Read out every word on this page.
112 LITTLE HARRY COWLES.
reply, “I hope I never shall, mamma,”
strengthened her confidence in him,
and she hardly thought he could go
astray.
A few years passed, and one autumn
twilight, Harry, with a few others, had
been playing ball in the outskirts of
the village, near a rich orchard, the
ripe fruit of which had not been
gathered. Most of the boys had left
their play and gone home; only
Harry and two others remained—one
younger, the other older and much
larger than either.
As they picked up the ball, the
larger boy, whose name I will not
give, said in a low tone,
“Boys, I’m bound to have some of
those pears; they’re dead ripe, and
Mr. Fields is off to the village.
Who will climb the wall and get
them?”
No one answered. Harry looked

+++

[Directions for this task]
Type out the material again exactly as presented.

[Full response]
Read out every word on this page.
112 LITTLE HARRY COWLES.
reply, “I hope I never shall, mamma,”
strengthened her confidence in him,
and she hardly thought he could go
astray.
A few years passed, and one autumn
twilight, Harry, with a few others, had
been playing ball in the outskirts of
the village, near a rich orchard, the
ripe fruit of which had not been
gathered. Most of the boys had left
their play and gone home; only
Harry and two others remained—one
younger, the other older and much
larger than either.
As they picked up the ball, the
larger boy, whose name I will not
give, said in a low tone,
“Boys, I’m bound to have some of
those pears; they’re dead ripe, and
Mr. Fields is off to the village.
Who will climb the wall and get
them?”
No one answered. Harry looked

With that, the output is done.